● **REQUIREMENT**:
Without omitting anything, retype the data that follows.

● **EXTRACTED INFORMATION**:
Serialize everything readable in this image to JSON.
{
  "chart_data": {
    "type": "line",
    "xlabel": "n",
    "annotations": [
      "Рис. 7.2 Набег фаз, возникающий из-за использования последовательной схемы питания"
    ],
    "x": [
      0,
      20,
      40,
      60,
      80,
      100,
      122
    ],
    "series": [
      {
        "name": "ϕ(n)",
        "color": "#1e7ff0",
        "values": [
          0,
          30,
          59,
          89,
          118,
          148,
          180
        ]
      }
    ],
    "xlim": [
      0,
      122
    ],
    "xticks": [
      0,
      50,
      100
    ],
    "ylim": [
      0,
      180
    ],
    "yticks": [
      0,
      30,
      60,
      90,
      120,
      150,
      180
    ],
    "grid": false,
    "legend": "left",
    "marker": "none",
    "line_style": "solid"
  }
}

● **THE ANSWER**:
Serialize everything readable in this image to JSON.
{
  "chart_data": {
    "type": "line",
    "xlabel": "n",
    "annotations": [
      "Рис. 7.2 Набег фаз, возникающий из-за использования последовательной схемы питания"
    ],
    "x": [
      0,
      20,
      40,
      60,
      80,
      100,
      122
    ],
    "series": [
      {
        "name": "ϕ(n)",
        "color": "#1e7ff0",
        "values": [
          0,
          30,
          59,
          89,
          118,
          148,
          180
        ]
      }
    ],
    "xlim": [
      0,
      122
    ],
    "xticks": [
      0,
      50,
      100
    ],
    "ylim": [
      0,
      180
    ],
    "yticks": [
      0,
      30,
      60,
      90,
      120,
      150,
      180
    ],
    "grid": false,
    "legend": "left",
    "marker": "none",
    "line_style": "solid"
  }
}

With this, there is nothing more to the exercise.